QUESTIONS À TRAITER:
[1] Recopiez le passage du texte sur la méningite « B:14 » qui commence aux mots « L’épidémie normande de » et s'arrête après « origines du phénomène. ».
[2] D'après le texte sur la méningite « B:14 », quelle proportion de la population générale porte des méningocoques dans le pharynx ?
[3] Rédigez la suite du texte sur l'épidémie normande de méningite « B:14 ».

EXTRAIT CITÉ:

>>

Méningite « B:14 » le mystère dévoilé

L’épidémie normande de méningite à méningocoque « B:14 » déchiffrée par son ADN

La Normandie – et plus particulièrement le bassin dieppois – a connu de 2003 à 2012 une épidémie de méningites et autres infections très graves (purpura fulminans) due à la dissémination d’une souche de méningocoque de groupe B particulièrement virulente dénommée « B:14 ». Désormais contrôlée grâce à une vaccination spécifique, cette épidémie avait suscité un grand émoi dans la population, chacun s’interrogeant sur les origines du phénomène.

Les méningocoques (il en existe une grande diversité) sont des bactéries présentes de façon parfaitement saine dans le pharynx d’environ 10 % de la population générale. De longue date, il est établi que celles-ci peuvent se transformer, tel le Docteur Jekyll en Mister Hyde, et être alors responsable d’infections invasives quasi constamment mortelles en l’absence de traitement. Les mécanismes responsables de ce passage à une extrême virulence restent mal connus.

Dans le nouveau numéro de VIRULENCE, revue anglo-saxonne consacrée à l’étude du pouvoir pathogène des micro-organismes, les équipes d’infectiologie-microbiologie du CHU de Rouen et de l’UFR Santé de Rouen, ainsi que le centre national référence (CNR) des méningocoques de l’Institut Pasteur, expliquent le mécanisme par lequel « B:14 » s’est transformé pour devenir ultra-virulent.

<<

LES DONNÉES:
>>

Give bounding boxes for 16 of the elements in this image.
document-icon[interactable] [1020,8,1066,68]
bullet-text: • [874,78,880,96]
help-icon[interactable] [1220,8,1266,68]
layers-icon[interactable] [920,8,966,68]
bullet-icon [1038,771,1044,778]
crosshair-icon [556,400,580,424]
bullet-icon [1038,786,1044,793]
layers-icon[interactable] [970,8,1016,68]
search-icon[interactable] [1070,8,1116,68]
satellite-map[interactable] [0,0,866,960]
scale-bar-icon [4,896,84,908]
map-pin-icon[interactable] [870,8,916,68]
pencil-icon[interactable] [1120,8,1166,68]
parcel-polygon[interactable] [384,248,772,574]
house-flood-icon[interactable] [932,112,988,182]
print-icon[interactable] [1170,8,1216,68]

<<

RÉPONSES PAR QUESTION:
[1]
L’épidémie normande de méningite à méningocoque « B:14 » déchiffrée par son ADN

La Normandie – et plus particulièrement le bassin dieppois – a connu de 2003 à 2012 une épidémie de méningites et autres infections très graves (purpura fulminans) due à la dissémination d’une souche de méningocoque de groupe B particulièrement virulente dénommée « B:14 ». Désormais contrôlée grâce à une vaccination spécifique, cette épidémie avait suscité un grand émoi dans la population, chacun s’interrogeant sur les origines du phénomène.

[2] Environ 10 % de la population générale.

[3]
Les méthodes les plus récentes d’analyse des gènes bactériens, qui n’étaient pas disponibles au moment de l’épidémie, ont été récemment utilisées et apportent des éléments explicatifs. Il a été étudié des souches « B:14 » isolées lors de l’épidémie, les unes de méningites, les autres de portage sain (congelées en milieux spéciaux les bactéries peuvent être ré-analysées des années plus tard). La comparaison des gènes (en collaboration avec l’équipe INSERM de génétique humaine UMR 1079 de l’Université de Rouen et le laboratoire en recherche génomique de l’Hôpital Universitaire de Genève) a identifié un mécanisme d’invasion activé exclusivement dans les souches de méningite. Il s’agit d’un système permettant à la bactérie de capter le fer présent dans l’organisme humain, ce qui renforce alors ses capacités de virulence. En d’autres termes, le B:14, ce Docteur Jekyll a fortement besoin de fer pour se transformer en Mister Hyde, et devenir une bactérie virulente, particulièrement dangereuse.

Par ailleurs, aucun facteur humain ou environnemental particulier n’a été identifié comme ayant pu favoriser le « phénomène dieppois ». Le présent travail confirme l’hypervirulence de « B:14 » et décrit un mécanisme d’adaptation et de diffusion du clone pouvant expliquer à lui seul l’épidémie.

Le CHU de Rouen remercie les 3 522 volontaires de la zone de Dieppe ayant participé en 2008 à l’étude de portage aboutissant in fine à la présente découverte ainsi que la Région Normandie qui a  financé une bourse de trois années pour le doctorat en sciences consacré à cette recherche. Le CHU tient également à rappeler la contribution importante apportée au fil des années par l’association Méningite Régis 76 pour la mobilisation de tous et notamment l’adhésion à la campagne vaccinale et aux différents programmes de recherche.